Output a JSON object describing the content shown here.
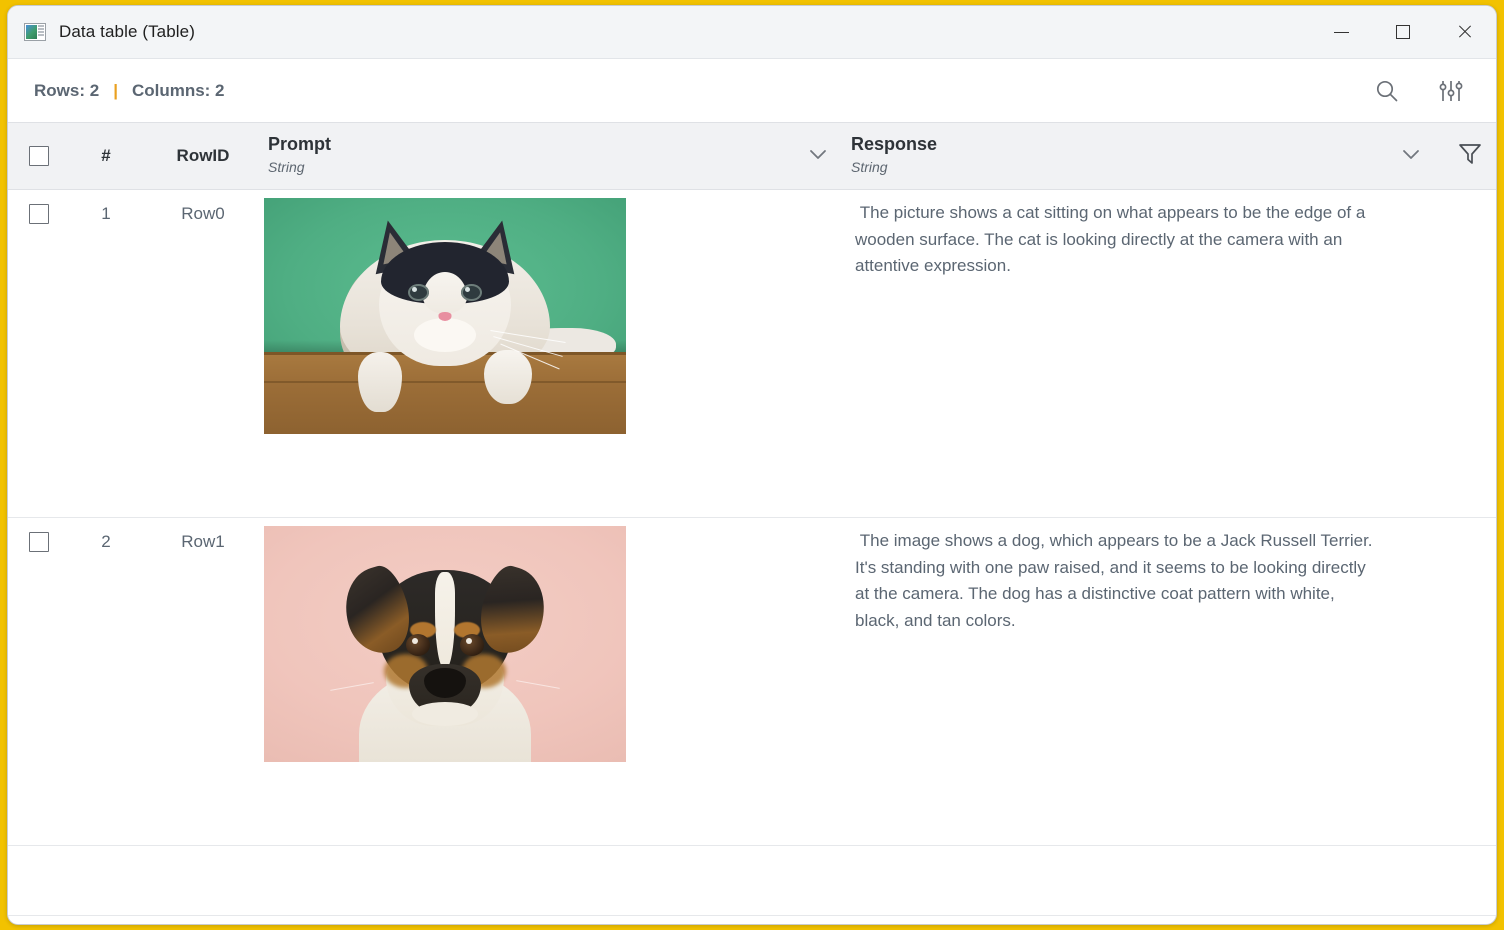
{
  "window": {
    "title": "Data table (Table)",
    "app_icon": "table-window-icon",
    "controls": {
      "minimize": "minimize-icon",
      "maximize": "maximize-icon",
      "close": "close-icon"
    },
    "accent_color": "#f2c200"
  },
  "infobar": {
    "rows_label": "Rows: 2",
    "separator": "|",
    "columns_label": "Columns: 2",
    "search_icon": "search-icon",
    "settings_icon": "sliders-settings-icon"
  },
  "table": {
    "columns": [
      {
        "key": "check",
        "label": "",
        "type": ""
      },
      {
        "key": "num",
        "label": "#",
        "type": ""
      },
      {
        "key": "rowid",
        "label": "RowID",
        "type": ""
      },
      {
        "key": "prompt",
        "label": "Prompt",
        "type": "String"
      },
      {
        "key": "resp",
        "label": "Response",
        "type": "String"
      }
    ],
    "header_icons": {
      "prompt_chevron": "chevron-down-icon",
      "response_chevron": "chevron-down-icon",
      "filter": "funnel-filter-icon"
    },
    "rows": [
      {
        "num": "1",
        "rowid": "Row0",
        "prompt_image": "cat-photo",
        "response": " The picture shows a cat sitting on what appears to be the edge of a wooden surface. The cat is looking directly at the camera with an attentive expression."
      },
      {
        "num": "2",
        "rowid": "Row1",
        "prompt_image": "dog-photo",
        "response": " The image shows a dog, which appears to be a Jack Russell Terrier. It's standing with one paw raised, and it seems to be looking directly at the camera. The dog has a distinctive coat pattern with white, black, and tan colors."
      }
    ]
  },
  "colors": {
    "accent": "#f2c200",
    "text_muted": "#5b6672",
    "header_text": "#2e3338",
    "header_bg": "#f1f2f4",
    "cat_bg": "#4fae83",
    "dog_bg": "#f0c5bc"
  }
}
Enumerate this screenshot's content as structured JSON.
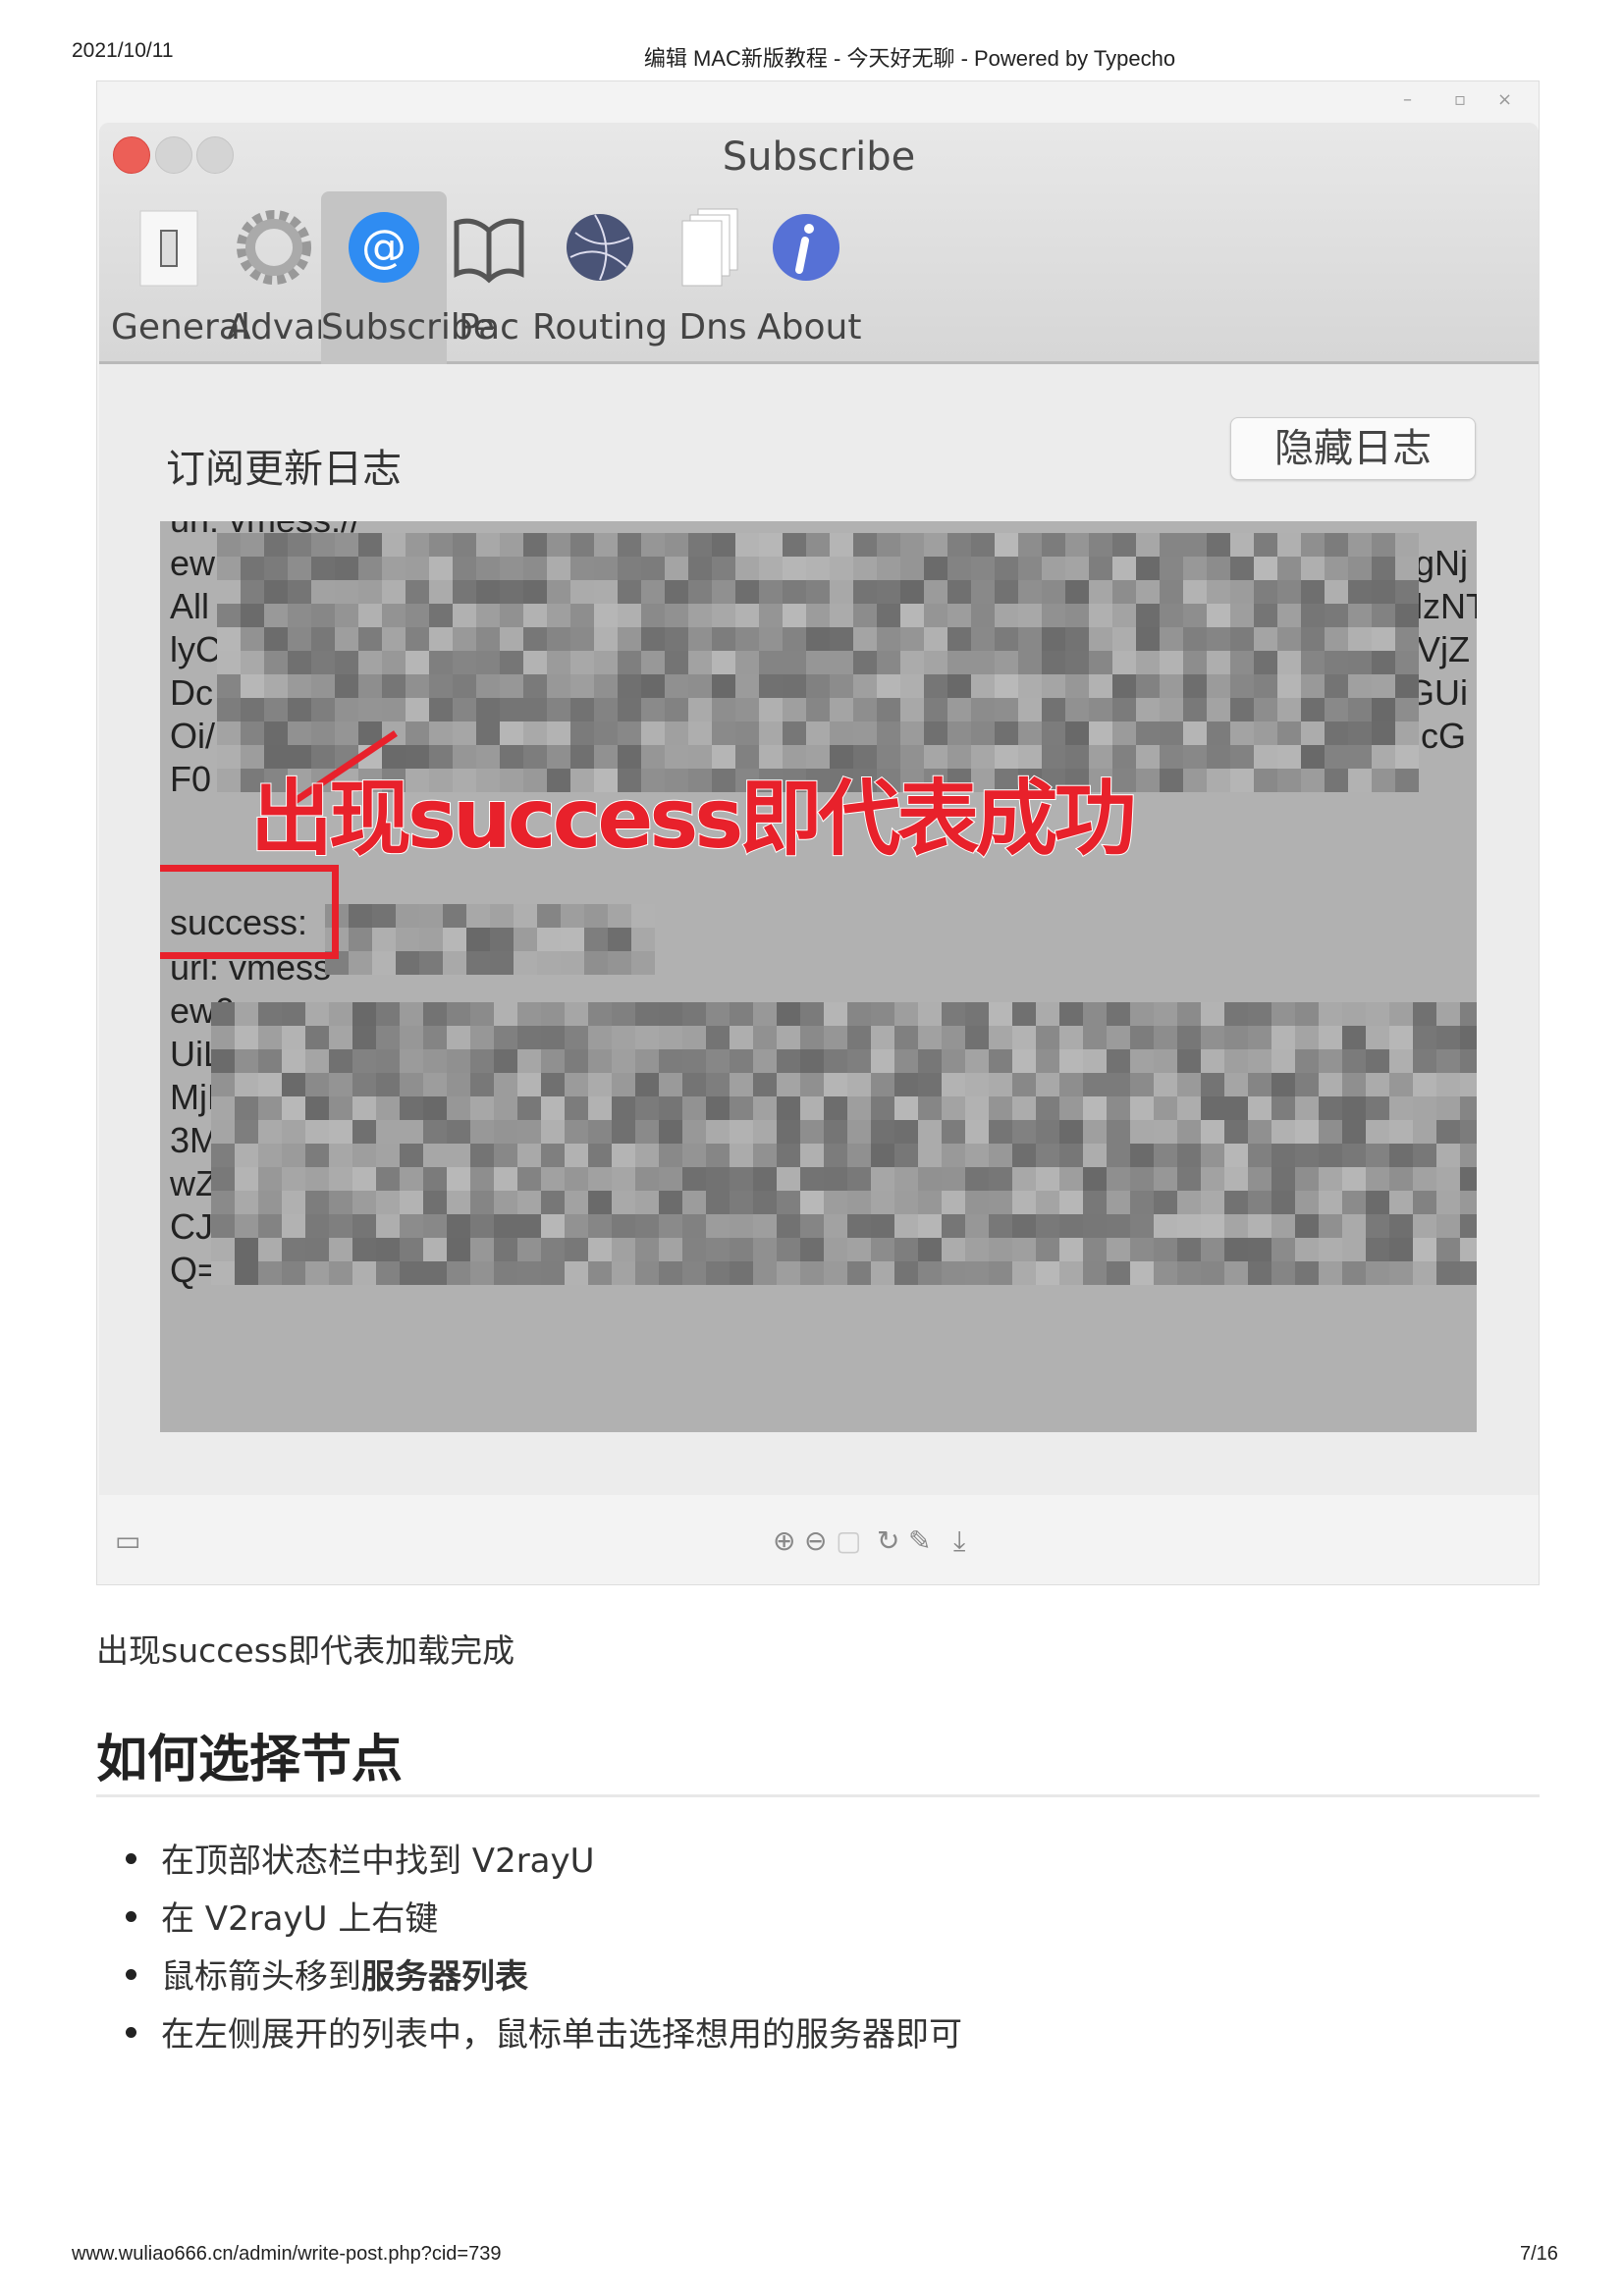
{
  "header": {
    "date": "2021/10/11",
    "title": "编辑 MAC新版教程 - 今天好无聊 - Powered by Typecho"
  },
  "window": {
    "controls": {
      "minimize": "–",
      "restore": "▫",
      "close": "×"
    },
    "title": "Subscribe",
    "tabs": [
      {
        "label": "General",
        "icon": "toggle-switch-icon"
      },
      {
        "label": "Advance",
        "icon": "gear-icon"
      },
      {
        "label": "Subscribe",
        "icon": "at-sign-icon",
        "selected": true
      },
      {
        "label": "Pac",
        "icon": "book-icon"
      },
      {
        "label": "Routing",
        "icon": "globe-network-icon"
      },
      {
        "label": "Dns",
        "icon": "documents-icon"
      },
      {
        "label": "About",
        "icon": "info-icon"
      }
    ],
    "log_label": "订阅更新日志",
    "hide_log_button": "隐藏日志",
    "log_lines_left": [
      "url: vmess://",
      "ew",
      "All",
      "lyC",
      "Dc",
      "Oi/",
      "F0",
      "success:",
      "url: vmess",
      "ew0",
      "UiL",
      "MjN",
      "3M",
      "wZ",
      "CJ\\",
      "Q=="
    ],
    "log_lines_right": [
      "wgNj",
      "ClzNT",
      "GVjZ",
      "cGUi",
      "AicG",
      "="
    ],
    "annotation": "出现success即代表成功",
    "annotation_color": "#e8212b"
  },
  "viewer_toolbar": {
    "icons": [
      "thumbnail-icon",
      "zoom-in-icon",
      "zoom-out-icon",
      "actual-size-icon",
      "rotate-icon",
      "edit-icon",
      "download-icon"
    ]
  },
  "article": {
    "caption": "出现success即代表加载完成",
    "heading": "如何选择节点",
    "bullets": [
      {
        "text": "在顶部状态栏中找到 V2rayU"
      },
      {
        "text": "在 V2rayU 上右键"
      },
      {
        "text": "鼠标箭头移到",
        "bold": "服务器列表"
      },
      {
        "text": "在左侧展开的列表中，鼠标单击选择想用的服务器即可"
      }
    ]
  },
  "footer": {
    "url": "www.wuliao666.cn/admin/write-post.php?cid=739",
    "page": "7/16"
  }
}
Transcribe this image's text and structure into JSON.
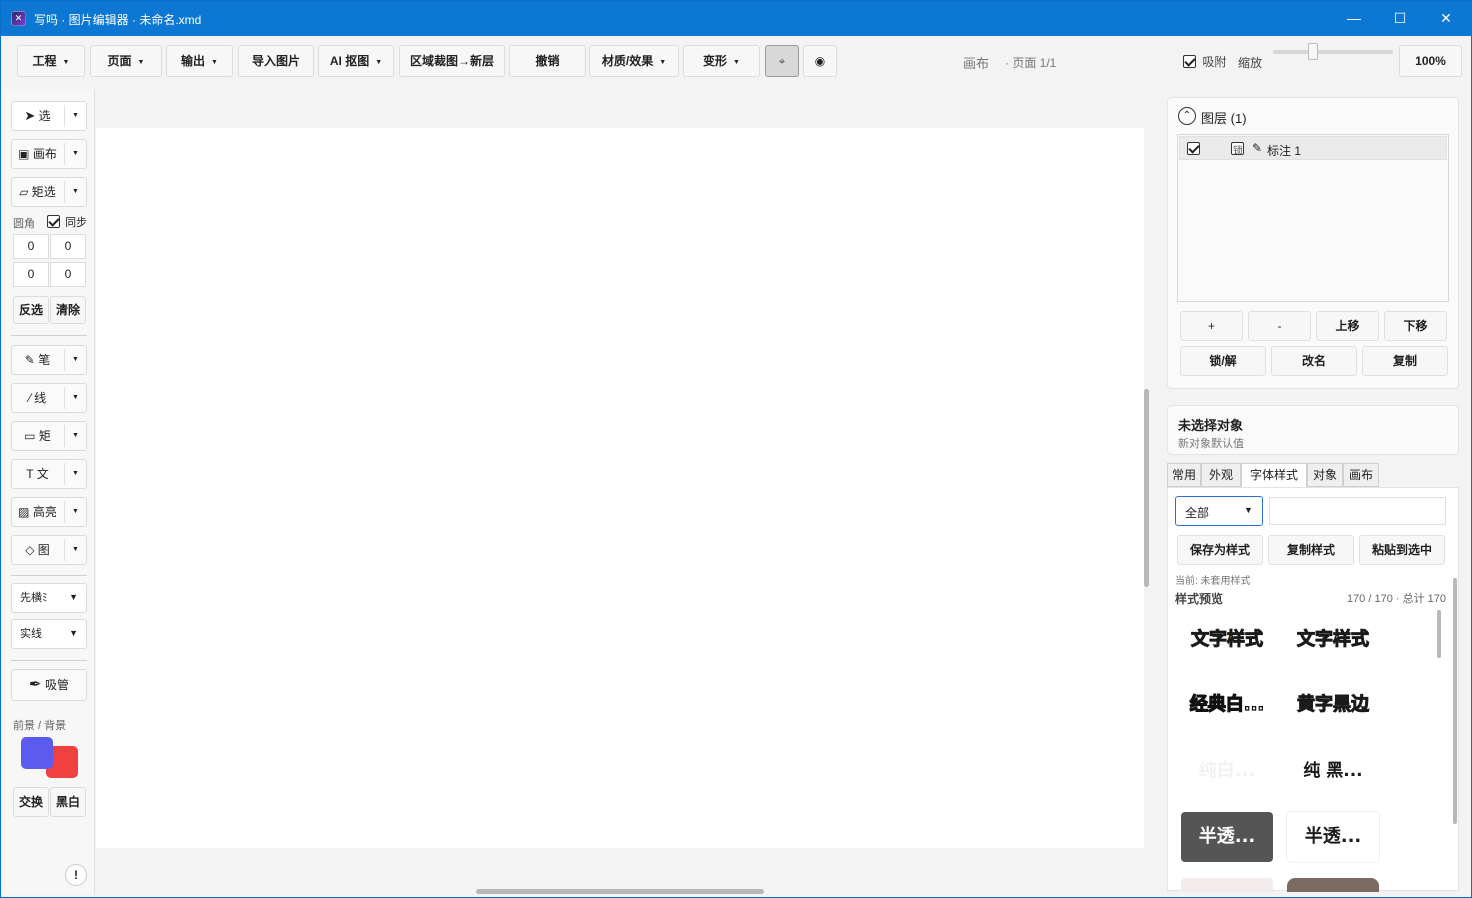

● ● ● ● ●

## Task requirements
Filter the entries and copy out every line with the word "this".

## Written reply
Enumerate this screenshot's content as structured JSON.
Transcribe this image's text and structure into JSON.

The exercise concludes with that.